◆ DIRECTIVE
Write the data out again, exactly as given.

Data items:
>>

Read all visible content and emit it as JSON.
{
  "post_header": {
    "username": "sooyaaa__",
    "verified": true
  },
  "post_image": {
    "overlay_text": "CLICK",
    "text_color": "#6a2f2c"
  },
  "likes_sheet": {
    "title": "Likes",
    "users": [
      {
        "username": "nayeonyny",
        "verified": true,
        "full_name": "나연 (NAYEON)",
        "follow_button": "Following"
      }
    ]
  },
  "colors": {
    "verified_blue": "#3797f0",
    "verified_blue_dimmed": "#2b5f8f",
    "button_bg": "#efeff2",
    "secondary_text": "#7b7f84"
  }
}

<<

◆ ANSWER IN FULL
Read all visible content and emit it as JSON.
{
  "post_header": {
    "username": "sooyaaa__",
    "verified": true
  },
  "post_image": {
    "overlay_text": "CLICK",
    "text_color": "#6a2f2c"
  },
  "likes_sheet": {
    "title": "Likes",
    "users": [
      {
        "username": "nayeonyny",
        "verified": true,
        "full_name": "나연 (NAYEON)",
        "follow_button": "Following"
      }
    ]
  },
  "colors": {
    "verified_blue": "#3797f0",
    "verified_blue_dimmed": "#2b5f8f",
    "button_bg": "#efeff2",
    "secondary_text": "#7b7f84"
  }
}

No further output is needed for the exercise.